▸ **Consigna**: Sigue escribiendo el texto sobre cómo la historia forma parte de la vida cotidiana a partir de su última oración.

▸ **Texto dado**:
• • • • • • •

El rock de la Historia: reciclaje y basurero

Greil Marcus no sólo es considerado el crítico más importante de la historia del rock, sino el que utilizó esa nueva cultura como prisma para entender los cambios profundos que modificaron la sociedad occidental durante la segunda mitad del siglo XX. Su mirada excede por mucho el fenómeno musical y El basurero de la historia (Paidós), una colección que reúne ensayos de distintas etapas de su carrera, expone lo que podría considerarse su método: leer la cultura y la Historia en eso que ellas mismas desechan.
 Por  Greil Marcus
Este libro es una discusión acerca del modo en que la historia forma parte de la vida cotidiana; acerca de la forma, muchas veces invisible, en que se ha hecho siempre la historia, en gestos y palabras tanto como en los actos no sólo de hombres de Estado y de criminales, sino de nosotros mismos. Es un libro acerca de la persistencia de la historia; acerca de la manera en que los gestos, las palabras y los actos del pasado se burlan de cualquiera que diga Dejemos todo eso detrás o, con aún más arrogancia, ¡Gracias a Dios que finalmente dejamos eso atrás! Negar el Holocausto y negar que la mala cara que le pusiste a tu hijo no tiene nada que ver con la mala cara que tu madre o tu padre te pusieron a vos son parte de la misma historia –o antihistoria–: la negación del hecho de que en cada gesto, palabra o acto hay una historia.

• • • • • • •

▸ **Bloque de datos**:
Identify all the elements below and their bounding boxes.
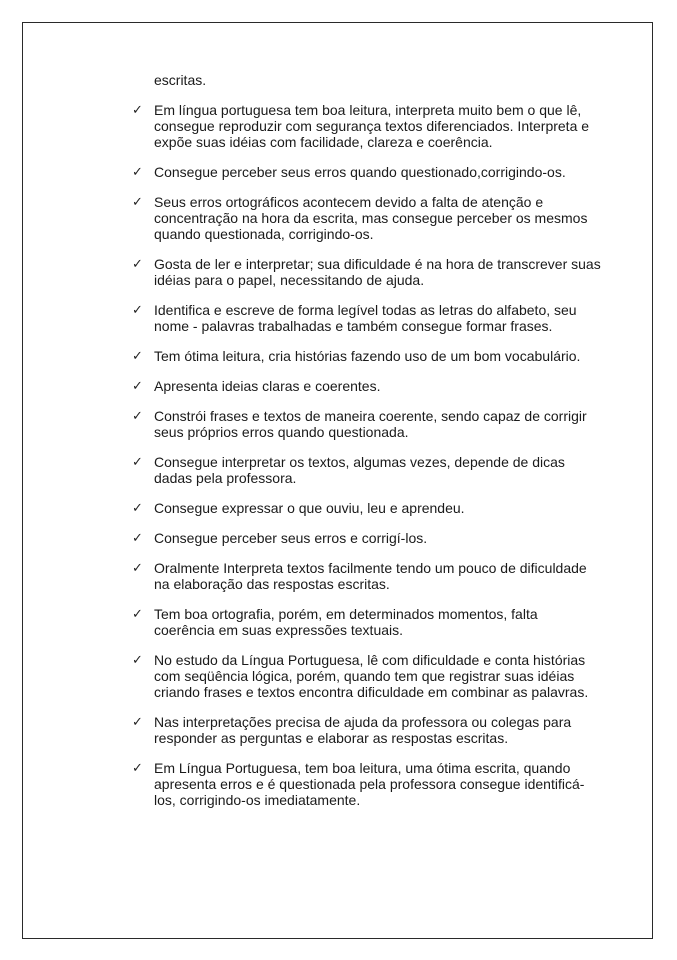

• • • • • • •

▸ **Respuesta escrita**:
Las historias que traté de contar en estas páginas –historias, entre otras, sobre hechos policiales, discursos, canciones, novelas, películas, religión, el Guernica de Picasso y pinturas rupestres, la Biblia y el Muro de Berlín– son también historias sobre el modo en que la historia sirve para falsificar, engañar, evadir, negar un impulso que parece no conocer límites. Hasta las sociedades más tradicionales, fieles a sus antepasados, se encuentran con acontecimientos que sus respectivos autorretratos narrativos no pueden asimilar y que son expulsados como si nunca hubieran existido. Igualmente, las sociedades más educadas, sofisticadas, tecnológicas y, por así decirlo, más archivadas, pueden practicar el mismo truco; hasta que años después, décadas o incluso generaciones o siglos más tarde, la historia nos toma por el cuello.
Piénsese en 68, el libro de Paco Ignacio Taibo II de 2004, y en todos los años que pasaron. En el libro, PIT vuelve sobre la Masacre de Tlatelolco del 2 de octubre de 1968, en la Plaza de las Tres Culturas de México, DF, pocos días antes de que la apertura de los Juegos Olímpicos atrajera la atención del mundo entero sobre la capital. Y pongo a prueba estos nombres, lugares y fechas porque, tan familiares como hoy puedan parecernos, pasaron décadas y vidas enteras sin tener noticias de lo ocurrido; años de silencio, como si los acontecimientos referidos por esos nombres, lugares y fechas nunca hubieran ocurrido. En medio de ese miasma, de esa sensación de ser arrojado fuera de la historia –fuera de la historia que uno mismo vivió, presenció, hizo–, comenzamos a dudar de nuestra propia memoria, como si la memoria fuera una tortura y el olvido, un alivio.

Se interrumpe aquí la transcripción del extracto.